- TASK STATEMENT: Every line of the data must be copied exactly.

★ ★ ★ ★ ★ ★ ★

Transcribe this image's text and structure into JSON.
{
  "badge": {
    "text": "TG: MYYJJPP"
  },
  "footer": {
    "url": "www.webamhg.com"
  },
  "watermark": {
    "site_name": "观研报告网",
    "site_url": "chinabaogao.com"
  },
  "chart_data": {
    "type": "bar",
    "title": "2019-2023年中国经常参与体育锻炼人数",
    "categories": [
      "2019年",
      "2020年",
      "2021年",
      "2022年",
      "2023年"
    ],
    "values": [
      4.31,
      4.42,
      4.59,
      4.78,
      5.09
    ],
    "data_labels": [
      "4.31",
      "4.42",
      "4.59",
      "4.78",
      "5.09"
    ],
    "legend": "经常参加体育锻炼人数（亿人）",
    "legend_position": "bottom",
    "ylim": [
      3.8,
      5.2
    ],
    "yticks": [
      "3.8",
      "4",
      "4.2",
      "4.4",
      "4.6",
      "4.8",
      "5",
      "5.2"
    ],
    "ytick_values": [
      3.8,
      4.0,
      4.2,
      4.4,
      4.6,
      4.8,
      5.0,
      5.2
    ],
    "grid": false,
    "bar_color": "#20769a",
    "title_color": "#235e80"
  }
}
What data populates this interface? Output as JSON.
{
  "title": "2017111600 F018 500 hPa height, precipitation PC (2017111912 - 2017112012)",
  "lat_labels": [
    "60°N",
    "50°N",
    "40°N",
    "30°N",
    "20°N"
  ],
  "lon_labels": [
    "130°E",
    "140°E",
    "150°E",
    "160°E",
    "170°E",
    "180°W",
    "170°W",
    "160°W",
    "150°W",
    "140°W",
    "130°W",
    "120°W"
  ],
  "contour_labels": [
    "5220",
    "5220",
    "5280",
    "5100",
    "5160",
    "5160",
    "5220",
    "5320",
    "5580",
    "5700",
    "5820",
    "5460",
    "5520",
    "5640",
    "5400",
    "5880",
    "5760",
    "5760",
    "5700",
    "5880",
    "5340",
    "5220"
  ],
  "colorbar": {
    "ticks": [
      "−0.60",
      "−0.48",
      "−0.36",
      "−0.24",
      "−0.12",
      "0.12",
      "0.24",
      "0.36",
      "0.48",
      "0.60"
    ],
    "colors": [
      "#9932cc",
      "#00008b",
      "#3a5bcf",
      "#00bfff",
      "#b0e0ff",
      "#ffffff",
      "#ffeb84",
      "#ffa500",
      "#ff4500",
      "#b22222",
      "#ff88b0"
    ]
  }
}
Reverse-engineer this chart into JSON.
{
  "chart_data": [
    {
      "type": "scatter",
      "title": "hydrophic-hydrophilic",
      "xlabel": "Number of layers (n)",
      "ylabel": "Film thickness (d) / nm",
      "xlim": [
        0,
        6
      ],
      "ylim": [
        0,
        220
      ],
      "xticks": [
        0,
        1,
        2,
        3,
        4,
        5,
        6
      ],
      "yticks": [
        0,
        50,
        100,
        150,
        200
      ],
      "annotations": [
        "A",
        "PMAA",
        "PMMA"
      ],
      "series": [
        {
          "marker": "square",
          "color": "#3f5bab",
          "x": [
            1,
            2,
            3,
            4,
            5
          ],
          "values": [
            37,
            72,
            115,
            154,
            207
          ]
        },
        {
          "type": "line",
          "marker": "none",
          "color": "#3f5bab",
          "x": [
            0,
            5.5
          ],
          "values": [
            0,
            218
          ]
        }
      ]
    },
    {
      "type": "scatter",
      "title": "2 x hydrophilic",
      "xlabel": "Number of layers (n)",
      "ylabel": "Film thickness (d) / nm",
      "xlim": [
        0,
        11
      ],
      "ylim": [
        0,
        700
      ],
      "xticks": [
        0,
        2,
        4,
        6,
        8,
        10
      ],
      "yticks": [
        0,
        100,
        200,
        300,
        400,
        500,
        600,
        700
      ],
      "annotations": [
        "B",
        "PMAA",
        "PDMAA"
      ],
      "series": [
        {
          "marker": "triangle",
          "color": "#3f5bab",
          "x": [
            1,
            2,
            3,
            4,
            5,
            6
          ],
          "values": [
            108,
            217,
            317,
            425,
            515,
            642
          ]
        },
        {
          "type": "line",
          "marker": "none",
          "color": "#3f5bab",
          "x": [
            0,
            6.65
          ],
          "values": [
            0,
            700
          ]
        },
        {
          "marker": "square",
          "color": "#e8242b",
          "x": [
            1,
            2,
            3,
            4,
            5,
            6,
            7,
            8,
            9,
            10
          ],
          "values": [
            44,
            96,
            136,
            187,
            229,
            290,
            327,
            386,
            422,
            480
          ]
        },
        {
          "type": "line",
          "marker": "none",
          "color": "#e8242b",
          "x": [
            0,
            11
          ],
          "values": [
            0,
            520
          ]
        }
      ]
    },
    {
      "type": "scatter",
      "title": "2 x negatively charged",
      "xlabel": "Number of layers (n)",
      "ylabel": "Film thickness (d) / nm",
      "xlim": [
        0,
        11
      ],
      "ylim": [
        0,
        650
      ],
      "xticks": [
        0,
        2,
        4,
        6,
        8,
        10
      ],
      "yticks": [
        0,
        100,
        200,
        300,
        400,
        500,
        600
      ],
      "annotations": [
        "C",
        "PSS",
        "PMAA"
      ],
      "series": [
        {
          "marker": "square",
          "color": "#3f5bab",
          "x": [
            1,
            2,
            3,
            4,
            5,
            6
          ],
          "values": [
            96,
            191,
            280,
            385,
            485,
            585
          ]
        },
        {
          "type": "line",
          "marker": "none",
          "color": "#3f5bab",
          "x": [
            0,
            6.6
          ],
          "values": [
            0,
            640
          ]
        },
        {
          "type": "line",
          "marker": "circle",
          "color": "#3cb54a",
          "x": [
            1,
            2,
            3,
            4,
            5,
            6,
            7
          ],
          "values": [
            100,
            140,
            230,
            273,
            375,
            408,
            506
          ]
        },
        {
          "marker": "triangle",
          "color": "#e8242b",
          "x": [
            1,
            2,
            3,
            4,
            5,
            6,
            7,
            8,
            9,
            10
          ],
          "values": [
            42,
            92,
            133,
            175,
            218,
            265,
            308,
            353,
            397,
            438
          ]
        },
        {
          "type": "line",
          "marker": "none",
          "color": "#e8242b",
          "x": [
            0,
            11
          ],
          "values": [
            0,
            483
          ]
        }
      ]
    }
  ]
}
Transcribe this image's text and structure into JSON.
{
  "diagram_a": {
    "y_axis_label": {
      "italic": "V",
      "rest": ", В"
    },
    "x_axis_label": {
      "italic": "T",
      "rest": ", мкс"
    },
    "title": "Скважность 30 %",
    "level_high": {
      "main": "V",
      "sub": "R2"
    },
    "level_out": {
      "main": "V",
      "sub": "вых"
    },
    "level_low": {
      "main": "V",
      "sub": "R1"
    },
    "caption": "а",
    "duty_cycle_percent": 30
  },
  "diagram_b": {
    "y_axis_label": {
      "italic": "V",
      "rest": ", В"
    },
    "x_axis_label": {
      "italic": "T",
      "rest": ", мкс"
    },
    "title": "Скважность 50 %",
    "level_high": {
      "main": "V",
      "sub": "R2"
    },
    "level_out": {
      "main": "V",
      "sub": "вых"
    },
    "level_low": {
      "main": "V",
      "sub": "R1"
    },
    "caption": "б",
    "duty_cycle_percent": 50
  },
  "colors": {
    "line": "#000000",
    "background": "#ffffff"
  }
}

★ ★ ★ ★ ★ ★ ★

- OUTPUT FOR THIS EXERCISE:
Transcribe this image's text and structure into JSON.
{
  "badge": {
    "text": "TG: MYYJJPP"
  },
  "footer": {
    "url": "www.webamhg.com"
  },
  "watermark": {
    "site_name": "观研报告网",
    "site_url": "chinabaogao.com"
  },
  "chart_data": {
    "type": "bar",
    "title": "2019-2023年中国经常参与体育锻炼人数",
    "categories": [
      "2019年",
      "2020年",
      "2021年",
      "2022年",
      "2023年"
    ],
    "values": [
      4.31,
      4.42,
      4.59,
      4.78,
      5.09
    ],
    "data_labels": [
      "4.31",
      "4.42",
      "4.59",
      "4.78",
      "5.09"
    ],
    "legend": "经常参加体育锻炼人数（亿人）",
    "legend_position": "bottom",
    "ylim": [
      3.8,
      5.2
    ],
    "yticks": [
      "3.8",
      "4",
      "4.2",
      "4.4",
      "4.6",
      "4.8",
      "5",
      "5.2"
    ],
    "ytick_values": [
      3.8,
      4.0,
      4.2,
      4.4,
      4.6,
      4.8,
      5.0,
      5.2
    ],
    "grid": false,
    "bar_color": "#20769a",
    "title_color": "#235e80"
  }
}
What data populates this interface? Output as JSON.
{
  "title": "2017111600 F018 500 hPa height, precipitation PC (2017111912 - 2017112012)",
  "lat_labels": [
    "60°N",
    "50°N",
    "40°N",
    "30°N",
    "20°N"
  ],
  "lon_labels": [
    "130°E",
    "140°E",
    "150°E",
    "160°E",
    "170°E",
    "180°W",
    "170°W",
    "160°W",
    "150°W",
    "140°W",
    "130°W",
    "120°W"
  ],
  "contour_labels": [
    "5220",
    "5220",
    "5280",
    "5100",
    "5160",
    "5160",
    "5220",
    "5320",
    "5580",
    "5700",
    "5820",
    "5460",
    "5520",
    "5640",
    "5400",
    "5880",
    "5760",
    "5760",
    "5700",
    "5880",
    "5340",
    "5220"
  ],
  "colorbar": {
    "ticks": [
      "−0.60",
      "−0.48",
      "−0.36",
      "−0.24",
      "−0.12",
      "0.12",
      "0.24",
      "0.36",
      "0.48",
      "0.60"
    ],
    "colors": [
      "#9932cc",
      "#00008b",
      "#3a5bcf",
      "#00bfff",
      "#b0e0ff",
      "#ffffff",
      "#ffeb84",
      "#ffa500",
      "#ff4500",
      "#b22222",
      "#ff88b0"
    ]
  }
}
Reverse-engineer this chart into JSON.
{
  "chart_data": [
    {
      "type": "scatter",
      "title": "hydrophic-hydrophilic",
      "xlabel": "Number of layers (n)",
      "ylabel": "Film thickness (d) / nm",
      "xlim": [
        0,
        6
      ],
      "ylim": [
        0,
        220
      ],
      "xticks": [
        0,
        1,
        2,
        3,
        4,
        5,
        6
      ],
      "yticks": [
        0,
        50,
        100,
        150,
        200
      ],
      "annotations": [
        "A",
        "PMAA",
        "PMMA"
      ],
      "series": [
        {
          "marker": "square",
          "color": "#3f5bab",
          "x": [
            1,
            2,
            3,
            4,
            5
          ],
          "values": [
            37,
            72,
            115,
            154,
            207
          ]
        },
        {
          "type": "line",
          "marker": "none",
          "color": "#3f5bab",
          "x": [
            0,
            5.5
          ],
          "values": [
            0,
            218
          ]
        }
      ]
    },
    {
      "type": "scatter",
      "title": "2 x hydrophilic",
      "xlabel": "Number of layers (n)",
      "ylabel": "Film thickness (d) / nm",
      "xlim": [
        0,
        11
      ],
      "ylim": [
        0,
        700
      ],
      "xticks": [
        0,
        2,
        4,
        6,
        8,
        10
      ],
      "yticks": [
        0,
        100,
        200,
        300,
        400,
        500,
        600,
        700
      ],
      "annotations": [
        "B",
        "PMAA",
        "PDMAA"
      ],
      "series": [
        {
          "marker": "triangle",
          "color": "#3f5bab",
          "x": [
            1,
            2,
            3,
            4,
            5,
            6
          ],
          "values": [
            108,
            217,
            317,
            425,
            515,
            642
          ]
        },
        {
          "type": "line",
          "marker": "none",
          "color": "#3f5bab",
          "x": [
            0,
            6.65
          ],
          "values": [
            0,
            700
          ]
        },
        {
          "marker": "square",
          "color": "#e8242b",
          "x": [
            1,
            2,
            3,
            4,
            5,
            6,
            7,
            8,
            9,
            10
          ],
          "values": [
            44,
            96,
            136,
            187,
            229,
            290,
            327,
            386,
            422,
            480
          ]
        },
        {
          "type": "line",
          "marker": "none",
          "color": "#e8242b",
          "x": [
            0,
            11
          ],
          "values": [
            0,
            520
          ]
        }
      ]
    },
    {
      "type": "scatter",
      "title": "2 x negatively charged",
      "xlabel": "Number of layers (n)",
      "ylabel": "Film thickness (d) / nm",
      "xlim": [
        0,
        11
      ],
      "ylim": [
        0,
        650
      ],
      "xticks": [
        0,
        2,
        4,
        6,
        8,
        10
      ],
      "yticks": [
        0,
        100,
        200,
        300,
        400,
        500,
        600
      ],
      "annotations": [
        "C",
        "PSS",
        "PMAA"
      ],
      "series": [
        {
          "marker": "square",
          "color": "#3f5bab",
          "x": [
            1,
            2,
            3,
            4,
            5,
            6
          ],
          "values": [
            96,
            191,
            280,
            385,
            485,
            585
          ]
        },
        {
          "type": "line",
          "marker": "none",
          "color": "#3f5bab",
          "x": [
            0,
            6.6
          ],
          "values": [
            0,
            640
          ]
        },
        {
          "type": "line",
          "marker": "circle",
          "color": "#3cb54a",
          "x": [
            1,
            2,
            3,
            4,
            5,
            6,
            7
          ],
          "values": [
            100,
            140,
            230,
            273,
            375,
            408,
            506
          ]
        },
        {
          "marker": "triangle",
          "color": "#e8242b",
          "x": [
            1,
            2,
            3,
            4,
            5,
            6,
            7,
            8,
            9,
            10
          ],
          "values": [
            42,
            92,
            133,
            175,
            218,
            265,
            308,
            353,
            397,
            438
          ]
        },
        {
          "type": "line",
          "marker": "none",
          "color": "#e8242b",
          "x": [
            0,
            11
          ],
          "values": [
            0,
            483
          ]
        }
      ]
    }
  ]
}
Transcribe this image's text and structure into JSON.
{
  "diagram_a": {
    "y_axis_label": {
      "italic": "V",
      "rest": ", В"
    },
    "x_axis_label": {
      "italic": "T",
      "rest": ", мкс"
    },
    "title": "Скважность 30 %",
    "level_high": {
      "main": "V",
      "sub": "R2"
    },
    "level_out": {
      "main": "V",
      "sub": "вых"
    },
    "level_low": {
      "main": "V",
      "sub": "R1"
    },
    "caption": "а",
    "duty_cycle_percent": 30
  },
  "diagram_b": {
    "y_axis_label": {
      "italic": "V",
      "rest": ", В"
    },
    "x_axis_label": {
      "italic": "T",
      "rest": ", мкс"
    },
    "title": "Скважность 50 %",
    "level_high": {
      "main": "V",
      "sub": "R2"
    },
    "level_out": {
      "main": "V",
      "sub": "вых"
    },
    "level_low": {
      "main": "V",
      "sub": "R1"
    },
    "caption": "б",
    "duty_cycle_percent": 50
  },
  "colors": {
    "line": "#000000",
    "background": "#ffffff"
  }
}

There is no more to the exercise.